## Short problem
Give every line below again, exactly.

───── Given records ─────

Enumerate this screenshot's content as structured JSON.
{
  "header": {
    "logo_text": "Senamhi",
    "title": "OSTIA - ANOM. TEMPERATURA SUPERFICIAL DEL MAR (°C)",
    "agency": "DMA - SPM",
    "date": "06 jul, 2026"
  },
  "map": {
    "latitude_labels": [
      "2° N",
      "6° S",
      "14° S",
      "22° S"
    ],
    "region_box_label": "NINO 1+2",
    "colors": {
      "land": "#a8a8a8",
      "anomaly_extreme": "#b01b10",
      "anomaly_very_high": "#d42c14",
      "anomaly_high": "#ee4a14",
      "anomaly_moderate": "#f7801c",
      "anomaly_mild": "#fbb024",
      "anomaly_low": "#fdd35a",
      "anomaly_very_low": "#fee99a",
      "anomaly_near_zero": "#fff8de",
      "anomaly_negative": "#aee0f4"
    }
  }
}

─────

## Exercise output
Enumerate this screenshot's content as structured JSON.
{
  "header": {
    "logo_text": "Senamhi",
    "title": "OSTIA - ANOM. TEMPERATURA SUPERFICIAL DEL MAR (°C)",
    "agency": "DMA - SPM",
    "date": "06 jul, 2026"
  },
  "map": {
    "latitude_labels": [
      "2° N",
      "6° S",
      "14° S",
      "22° S"
    ],
    "region_box_label": "NINO 1+2",
    "colors": {
      "land": "#a8a8a8",
      "anomaly_extreme": "#b01b10",
      "anomaly_very_high": "#d42c14",
      "anomaly_high": "#ee4a14",
      "anomaly_moderate": "#f7801c",
      "anomaly_mild": "#fbb024",
      "anomaly_low": "#fdd35a",
      "anomaly_very_low": "#fee99a",
      "anomaly_near_zero": "#fff8de",
      "anomaly_negative": "#aee0f4"
    }
  }
}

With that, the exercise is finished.